Aim
Restate the records below word for word, and omit the images they hold.

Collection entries
— Start —
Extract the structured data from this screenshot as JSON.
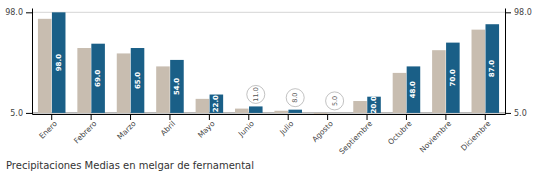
{
  "chart_data": {
    "type": "bar",
    "title": "Precipitaciones Medias en melgar de fernamental",
    "categories": [
      "Enero",
      "Febrero",
      "Marzo",
      "Abril",
      "Mayo",
      "Junio",
      "Julio",
      "Agosto",
      "Septiembre",
      "Octubre",
      "Noviembre",
      "Diciembre"
    ],
    "series": [
      {
        "color": "#c8bdb0",
        "values": [
          92,
          65,
          60,
          48,
          18,
          9,
          7,
          4,
          16,
          42,
          63,
          82
        ]
      },
      {
        "color": "#1a5f87",
        "values": [
          98,
          69,
          65,
          54,
          22,
          11,
          8,
          5,
          20,
          48,
          70,
          87
        ],
        "value_labels": [
          "98.0",
          "69.0",
          "65.0",
          "54.0",
          "22.0",
          "11.0",
          "8.0",
          "5.0",
          "20.0",
          "48.0",
          "70.0",
          "87.0"
        ]
      }
    ],
    "ylim": [
      4,
      102
    ],
    "yticks": [
      {
        "value": 5,
        "label": "5.0"
      },
      {
        "value": 98,
        "label": "98.0"
      }
    ],
    "grid": true,
    "data_labels": true
  }
}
— End —
Response to the task
Extract the structured data from this screenshot as JSON.
{
  "chart_data": {
    "type": "bar",
    "title": "Precipitaciones Medias en melgar de fernamental",
    "categories": [
      "Enero",
      "Febrero",
      "Marzo",
      "Abril",
      "Mayo",
      "Junio",
      "Julio",
      "Agosto",
      "Septiembre",
      "Octubre",
      "Noviembre",
      "Diciembre"
    ],
    "series": [
      {
        "color": "#c8bdb0",
        "values": [
          92,
          65,
          60,
          48,
          18,
          9,
          7,
          4,
          16,
          42,
          63,
          82
        ]
      },
      {
        "color": "#1a5f87",
        "values": [
          98,
          69,
          65,
          54,
          22,
          11,
          8,
          5,
          20,
          48,
          70,
          87
        ],
        "value_labels": [
          "98.0",
          "69.0",
          "65.0",
          "54.0",
          "22.0",
          "11.0",
          "8.0",
          "5.0",
          "20.0",
          "48.0",
          "70.0",
          "87.0"
        ]
      }
    ],
    "ylim": [
      4,
      102
    ],
    "yticks": [
      {
        "value": 5,
        "label": "5.0"
      },
      {
        "value": 98,
        "label": "98.0"
      }
    ],
    "grid": true,
    "data_labels": true
  }
}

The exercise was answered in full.